--- Start ---
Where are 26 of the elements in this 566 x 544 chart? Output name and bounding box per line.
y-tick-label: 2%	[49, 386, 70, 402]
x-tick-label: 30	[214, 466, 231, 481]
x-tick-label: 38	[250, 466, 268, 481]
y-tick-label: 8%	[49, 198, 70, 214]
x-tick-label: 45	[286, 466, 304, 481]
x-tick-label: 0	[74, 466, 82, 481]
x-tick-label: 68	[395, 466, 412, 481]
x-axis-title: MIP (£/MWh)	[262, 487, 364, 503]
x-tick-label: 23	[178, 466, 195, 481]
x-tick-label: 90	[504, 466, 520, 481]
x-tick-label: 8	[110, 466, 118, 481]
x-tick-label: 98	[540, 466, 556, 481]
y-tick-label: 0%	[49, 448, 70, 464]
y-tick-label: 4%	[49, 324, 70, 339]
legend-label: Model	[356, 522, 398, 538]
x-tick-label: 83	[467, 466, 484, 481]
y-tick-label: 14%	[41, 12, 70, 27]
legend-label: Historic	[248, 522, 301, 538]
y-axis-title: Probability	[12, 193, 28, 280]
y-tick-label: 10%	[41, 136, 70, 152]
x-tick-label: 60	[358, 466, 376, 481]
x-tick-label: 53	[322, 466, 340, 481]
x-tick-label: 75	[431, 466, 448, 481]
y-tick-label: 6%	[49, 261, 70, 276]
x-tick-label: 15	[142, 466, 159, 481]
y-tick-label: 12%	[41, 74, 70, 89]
--- End ---
* Objective: Reproduce the listing above verbatim, from its first line up to and including the line containing "487, 364, 503]".

* Solved exercise:
Where are 26 of the elements in this 566 x 544 chart? Output name and bounding box per line.
y-tick-label: 2%	[49, 386, 70, 402]
x-tick-label: 30	[214, 466, 231, 481]
x-tick-label: 38	[250, 466, 268, 481]
y-tick-label: 8%	[49, 198, 70, 214]
x-tick-label: 45	[286, 466, 304, 481]
x-tick-label: 0	[74, 466, 82, 481]
x-tick-label: 68	[395, 466, 412, 481]
x-axis-title: MIP (£/MWh)	[262, 487, 364, 503]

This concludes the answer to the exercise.